--- Start Text passage ---

Documents reviewed are listed in the Attachment to this report.

This inspection constituted one routine surveillance testing sample as defined in IP 71111.22, Sections-02 and-05.

b. Findings

No findings were identified.

1EP6 Drill Evaluation

.1 Emergency Preparedness Drill Observation

a. Inspection Scope

The inspectors evaluated the conduct of a routine licensee emergency drills on July 26, 2016, and on September 13, 2016, to identify any weaknesses and deficiencies in classification, notification, and protective action recommendation development activities. The inspectors observed emergency response operations in the simulator control room and operations support center to determine whether the event classification, notifications, and protective action recommendations were performed in accordance with procedures. The inspectors also attended the licensee drill critique to compare any inspector-observed weakness with those identified by the licensee staff in order to evaluate the critique and to verify whether the licensee staff was properly identifying weaknesses and entering them into the corrective action program. As part of the inspection, the inspectors reviewed the drill package and other documents listed in the Attachment to this report.

These emergency preparedness drill inspections constituted two samples as defined in IP 71114.06-06.

b. Findings

No findings were identified.

RADIATION SAFETY

2RS6 Radioactive Gaseous and Liquid Effluent Treatment

.1 Walk-downs and Observations

a. Inspection Scope

The inspectors walked down select effluent radiation monitoring systems to evaluate whether the monitor configurations aligned with Offsite Dose Calculation Manual (ODCM)descriptions and to observe the materiel condition of the systems.

The inspectors walked down selected components of the gaseous and liquid discharge systems to evaluate whether equipment configuration and flow paths align with plant documentation and to assess equipment materiel condition. The inspectors also assessed whether there were potential unmonitored release points, building alterations which could impact effluent controls, and ventilation system leakage that communicated directly with the environment.

For equipment or areas associated with the systems selected for review that were not readily accessible, the inspectors reviewed the licensee's materiel condition surveillance records.

--- End Text passage ---
--- Start Source data ---

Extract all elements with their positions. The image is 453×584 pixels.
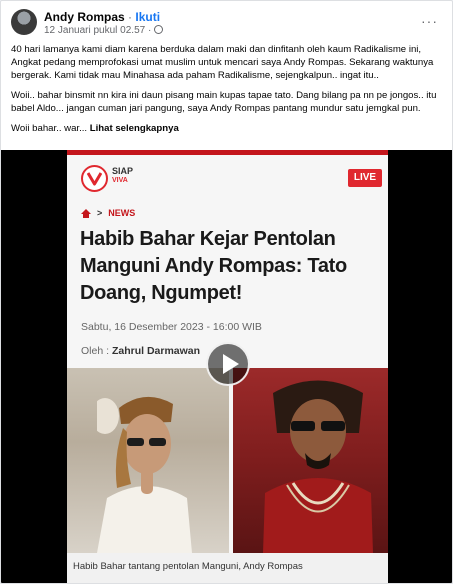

--- End Source data ---

* _Complete the following_:
a - From the inspection report, reproduce word for word the part that opens with the words containing "The inspectors walked down selected" and closes with "condition surveillance records.".
b - According to the inspection report, on which dates did the inspectors evaluate the routine licensee emergency drills?

* _Task-by-task outputs_:
a -
The inspectors walked down selected components of the gaseous and liquid discharge systems to evaluate whether equipment configuration and flow paths align with plant documentation and to assess equipment materiel condition. The inspectors also assessed whether there were potential unmonitored release points, building alterations which could impact effluent controls, and ventilation system leakage that communicated directly with the environment.

For equipment or areas associated with the systems selected for review that were not readily accessible, the inspectors reviewed the licensee's materiel condition surveillance records.

b - July 26, 2016, and September 13, 2016.